* What is being asked *
Reproduce the listing exactly and skip over any pictures.

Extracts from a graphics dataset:
□ □ □ □ □ □ □

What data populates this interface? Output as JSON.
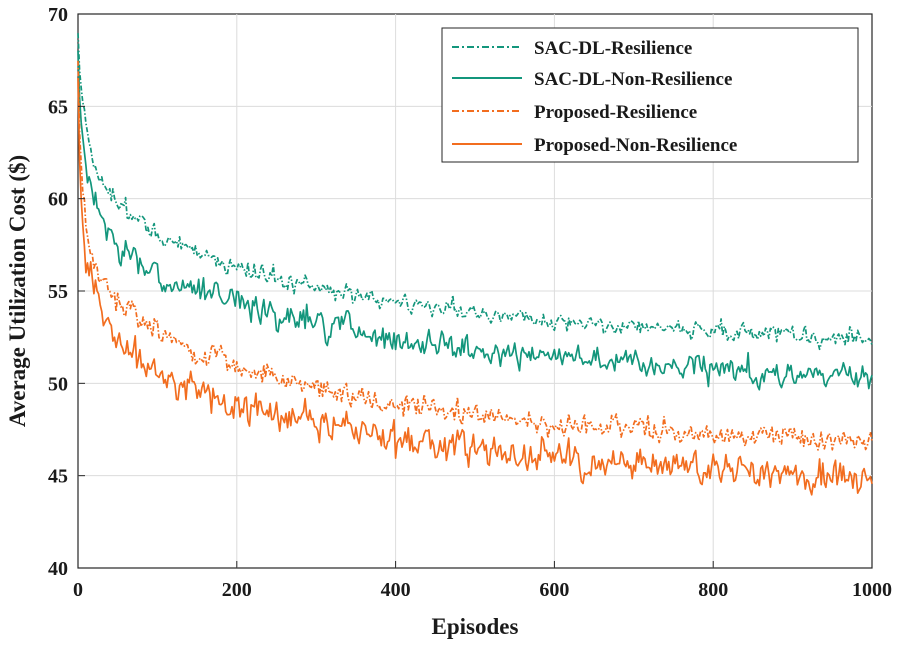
{
  "chart_data": {
    "type": "line",
    "title": "",
    "xlabel": "Episodes",
    "ylabel": "Average Utilization Cost ($)",
    "xlim": [
      0,
      1000
    ],
    "ylim": [
      40,
      70
    ],
    "xticks": [
      0,
      200,
      400,
      600,
      800,
      1000
    ],
    "yticks": [
      40,
      45,
      50,
      55,
      60,
      65,
      70
    ],
    "grid": true,
    "legend_position": "top-right",
    "x": [
      0,
      2,
      5,
      10,
      20,
      30,
      50,
      75,
      100,
      150,
      200,
      250,
      300,
      350,
      400,
      450,
      500,
      550,
      600,
      650,
      700,
      750,
      800,
      850,
      900,
      950,
      1000
    ],
    "series": [
      {
        "name": "SAC-DL-Resilience",
        "style": "dash-dot",
        "color": "#13967c",
        "noise": 0.45,
        "values": [
          69.0,
          67.0,
          65.5,
          64.0,
          62.0,
          61.0,
          59.7,
          58.8,
          58.0,
          57.0,
          56.3,
          55.7,
          55.2,
          54.8,
          54.4,
          54.1,
          53.8,
          53.6,
          53.4,
          53.3,
          53.1,
          53.0,
          52.8,
          52.7,
          52.6,
          52.5,
          52.5
        ]
      },
      {
        "name": "SAC-DL-Non-Resilience",
        "style": "solid",
        "color": "#13967c",
        "noise": 0.65,
        "values": [
          68.0,
          65.5,
          63.5,
          61.5,
          60.0,
          59.0,
          57.5,
          56.5,
          55.8,
          55.0,
          54.3,
          53.7,
          53.2,
          52.9,
          52.5,
          52.2,
          51.9,
          51.6,
          51.4,
          51.2,
          51.0,
          50.9,
          50.8,
          50.6,
          50.5,
          50.4,
          50.3
        ]
      },
      {
        "name": "Proposed-Resilience",
        "style": "dash-dot",
        "color": "#f26d1f",
        "noise": 0.55,
        "values": [
          67.5,
          63.5,
          61.0,
          58.5,
          56.5,
          55.5,
          54.3,
          53.5,
          52.8,
          51.7,
          51.0,
          50.4,
          49.8,
          49.3,
          48.9,
          48.6,
          48.3,
          48.1,
          47.9,
          47.7,
          47.5,
          47.4,
          47.3,
          47.2,
          47.1,
          47.0,
          46.9
        ]
      },
      {
        "name": "Proposed-Non-Resilience",
        "style": "solid",
        "color": "#f26d1f",
        "noise": 0.85,
        "values": [
          66.5,
          62.0,
          59.0,
          57.0,
          55.3,
          54.0,
          52.5,
          51.5,
          50.8,
          49.6,
          48.9,
          48.3,
          47.8,
          47.4,
          47.0,
          46.7,
          46.4,
          46.2,
          46.0,
          45.8,
          45.6,
          45.5,
          45.3,
          45.2,
          45.0,
          44.9,
          44.8
        ]
      }
    ]
  }
}
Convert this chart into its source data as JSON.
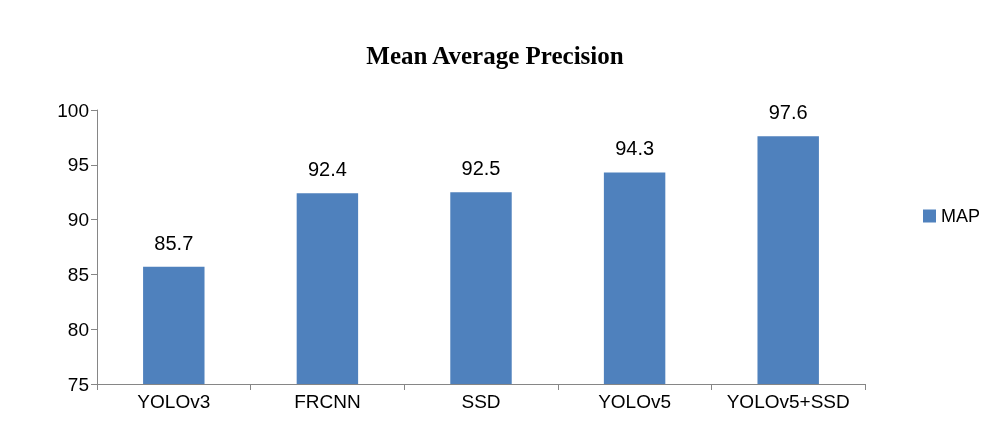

□ □ □ □ □ □ □

* Output of the exercise *
What data populates this interface? Output as JSON.
{
  "chart_data": {
    "type": "line",
    "title": "",
    "xlabel": "Episodes",
    "ylabel": "Average Utilization Cost ($)",
    "xlim": [
      0,
      1000
    ],
    "ylim": [
      40,
      70
    ],
    "xticks": [
      0,
      200,
      400,
      600,
      800,
      1000
    ],
    "yticks": [
      40,
      45,
      50,
      55,
      60,
      65,
      70
    ],
    "grid": true,
    "legend_position": "top-right",
    "x": [
      0,
      2,
      5,
      10,
      20,
      30,
      50,
      75,
      100,
      150,
      200,
      250,
      300,
      350,
      400,
      450,
      500,
      550,
      600,
      650,
      700,
      750,
      800,
      850,
      900,
      950,
      1000
    ],
    "series": [
      {
        "name": "SAC-DL-Resilience",
        "style": "dash-dot",
        "color": "#13967c",
        "noise": 0.45,
        "values": [
          69.0,
          67.0,
          65.5,
          64.0,
          62.0,
          61.0,
          59.7,
          58.8,
          58.0,
          57.0,
          56.3,
          55.7,
          55.2,
          54.8,
          54.4,
          54.1,
          53.8,
          53.6,
          53.4,
          53.3,
          53.1,
          53.0,
          52.8,
          52.7,
          52.6,
          52.5,
          52.5
        ]
      },
      {
        "name": "SAC-DL-Non-Resilience",
        "style": "solid",
        "color": "#13967c",
        "noise": 0.65,
        "values": [
          68.0,
          65.5,
          63.5,
          61.5,
          60.0,
          59.0,
          57.5,
          56.5,
          55.8,
          55.0,
          54.3,
          53.7,
          53.2,
          52.9,
          52.5,
          52.2,
          51.9,
          51.6,
          51.4,
          51.2,
          51.0,
          50.9,
          50.8,
          50.6,
          50.5,
          50.4,
          50.3
        ]
      },
      {
        "name": "Proposed-Resilience",
        "style": "dash-dot",
        "color": "#f26d1f",
        "noise": 0.55,
        "values": [
          67.5,
          63.5,
          61.0,
          58.5,
          56.5,
          55.5,
          54.3,
          53.5,
          52.8,
          51.7,
          51.0,
          50.4,
          49.8,
          49.3,
          48.9,
          48.6,
          48.3,
          48.1,
          47.9,
          47.7,
          47.5,
          47.4,
          47.3,
          47.2,
          47.1,
          47.0,
          46.9
        ]
      },
      {
        "name": "Proposed-Non-Resilience",
        "style": "solid",
        "color": "#f26d1f",
        "noise": 0.85,
        "values": [
          66.5,
          62.0,
          59.0,
          57.0,
          55.3,
          54.0,
          52.5,
          51.5,
          50.8,
          49.6,
          48.9,
          48.3,
          47.8,
          47.4,
          47.0,
          46.7,
          46.4,
          46.2,
          46.0,
          45.8,
          45.6,
          45.5,
          45.3,
          45.2,
          45.0,
          44.9,
          44.8
        ]
      }
    ]
  }
}
Convert this chart into its source data as JSON.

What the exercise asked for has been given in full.